## WHAT YOU HAVE TO DO
How many lines of the records contain the string "scrollbar"? Reply with the number alone.

## GIVEN RECORDS
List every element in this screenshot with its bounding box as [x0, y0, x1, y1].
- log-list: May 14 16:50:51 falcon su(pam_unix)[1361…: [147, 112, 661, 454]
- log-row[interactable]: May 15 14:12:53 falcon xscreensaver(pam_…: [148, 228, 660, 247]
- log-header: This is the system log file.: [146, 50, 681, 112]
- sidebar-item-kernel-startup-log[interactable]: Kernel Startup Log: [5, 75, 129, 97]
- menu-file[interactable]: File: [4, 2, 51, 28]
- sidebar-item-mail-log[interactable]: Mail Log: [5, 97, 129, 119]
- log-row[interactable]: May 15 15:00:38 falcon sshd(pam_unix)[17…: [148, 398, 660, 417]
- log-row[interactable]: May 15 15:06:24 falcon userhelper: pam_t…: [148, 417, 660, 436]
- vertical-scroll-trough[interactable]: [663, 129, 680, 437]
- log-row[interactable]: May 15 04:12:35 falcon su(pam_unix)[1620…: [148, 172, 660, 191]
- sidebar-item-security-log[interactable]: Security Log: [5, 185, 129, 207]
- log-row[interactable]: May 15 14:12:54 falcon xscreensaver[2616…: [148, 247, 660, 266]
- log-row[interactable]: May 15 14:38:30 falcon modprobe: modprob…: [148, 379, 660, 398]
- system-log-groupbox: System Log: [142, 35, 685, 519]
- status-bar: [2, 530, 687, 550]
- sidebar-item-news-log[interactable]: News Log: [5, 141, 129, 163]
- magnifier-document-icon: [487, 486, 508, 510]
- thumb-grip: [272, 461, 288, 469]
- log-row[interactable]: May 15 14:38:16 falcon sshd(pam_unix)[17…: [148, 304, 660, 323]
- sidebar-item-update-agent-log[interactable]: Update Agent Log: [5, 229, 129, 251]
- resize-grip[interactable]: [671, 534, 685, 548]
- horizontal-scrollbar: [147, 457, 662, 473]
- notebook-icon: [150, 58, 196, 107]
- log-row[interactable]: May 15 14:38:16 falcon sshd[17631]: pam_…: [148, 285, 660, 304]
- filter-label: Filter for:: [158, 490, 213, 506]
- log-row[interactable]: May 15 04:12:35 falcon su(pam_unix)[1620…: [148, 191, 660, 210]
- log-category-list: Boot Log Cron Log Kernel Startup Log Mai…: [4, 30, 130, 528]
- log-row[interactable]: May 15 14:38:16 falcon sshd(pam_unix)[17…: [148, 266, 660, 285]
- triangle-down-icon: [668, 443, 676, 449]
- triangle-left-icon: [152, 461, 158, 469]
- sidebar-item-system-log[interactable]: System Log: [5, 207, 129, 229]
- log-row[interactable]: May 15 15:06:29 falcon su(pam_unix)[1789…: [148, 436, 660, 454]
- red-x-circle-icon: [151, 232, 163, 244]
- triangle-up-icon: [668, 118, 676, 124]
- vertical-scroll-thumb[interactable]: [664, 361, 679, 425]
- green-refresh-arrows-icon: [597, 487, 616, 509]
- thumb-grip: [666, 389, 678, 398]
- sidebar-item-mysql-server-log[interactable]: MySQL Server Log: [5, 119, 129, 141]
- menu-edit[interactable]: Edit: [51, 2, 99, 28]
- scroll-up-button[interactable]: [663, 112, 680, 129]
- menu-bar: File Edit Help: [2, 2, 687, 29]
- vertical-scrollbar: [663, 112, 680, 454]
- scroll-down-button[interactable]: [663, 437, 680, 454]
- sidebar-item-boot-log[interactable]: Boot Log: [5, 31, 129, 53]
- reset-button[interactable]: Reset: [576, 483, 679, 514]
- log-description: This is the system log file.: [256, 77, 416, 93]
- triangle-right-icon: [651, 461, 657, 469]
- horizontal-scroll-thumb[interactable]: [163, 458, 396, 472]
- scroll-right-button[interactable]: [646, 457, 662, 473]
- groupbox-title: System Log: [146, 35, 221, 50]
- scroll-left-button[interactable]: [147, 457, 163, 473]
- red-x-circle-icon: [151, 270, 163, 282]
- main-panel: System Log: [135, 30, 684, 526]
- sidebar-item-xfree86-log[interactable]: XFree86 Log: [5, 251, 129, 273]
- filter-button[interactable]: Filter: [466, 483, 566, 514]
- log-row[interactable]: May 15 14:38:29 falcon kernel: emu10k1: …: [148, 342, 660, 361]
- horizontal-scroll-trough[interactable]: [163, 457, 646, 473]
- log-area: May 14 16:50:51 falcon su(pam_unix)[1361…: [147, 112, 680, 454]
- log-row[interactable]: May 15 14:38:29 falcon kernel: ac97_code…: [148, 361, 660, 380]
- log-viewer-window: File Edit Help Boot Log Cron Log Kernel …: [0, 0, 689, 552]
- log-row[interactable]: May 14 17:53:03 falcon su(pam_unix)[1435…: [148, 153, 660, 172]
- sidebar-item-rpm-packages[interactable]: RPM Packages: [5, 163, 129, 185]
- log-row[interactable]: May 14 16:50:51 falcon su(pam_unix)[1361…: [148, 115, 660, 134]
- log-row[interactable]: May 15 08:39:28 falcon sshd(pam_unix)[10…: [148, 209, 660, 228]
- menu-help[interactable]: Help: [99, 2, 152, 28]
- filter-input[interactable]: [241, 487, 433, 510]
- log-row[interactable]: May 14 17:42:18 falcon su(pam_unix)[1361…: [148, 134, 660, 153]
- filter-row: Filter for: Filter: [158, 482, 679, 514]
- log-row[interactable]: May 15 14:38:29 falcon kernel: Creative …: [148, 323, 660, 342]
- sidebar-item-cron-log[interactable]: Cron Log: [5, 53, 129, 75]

## REPLY
2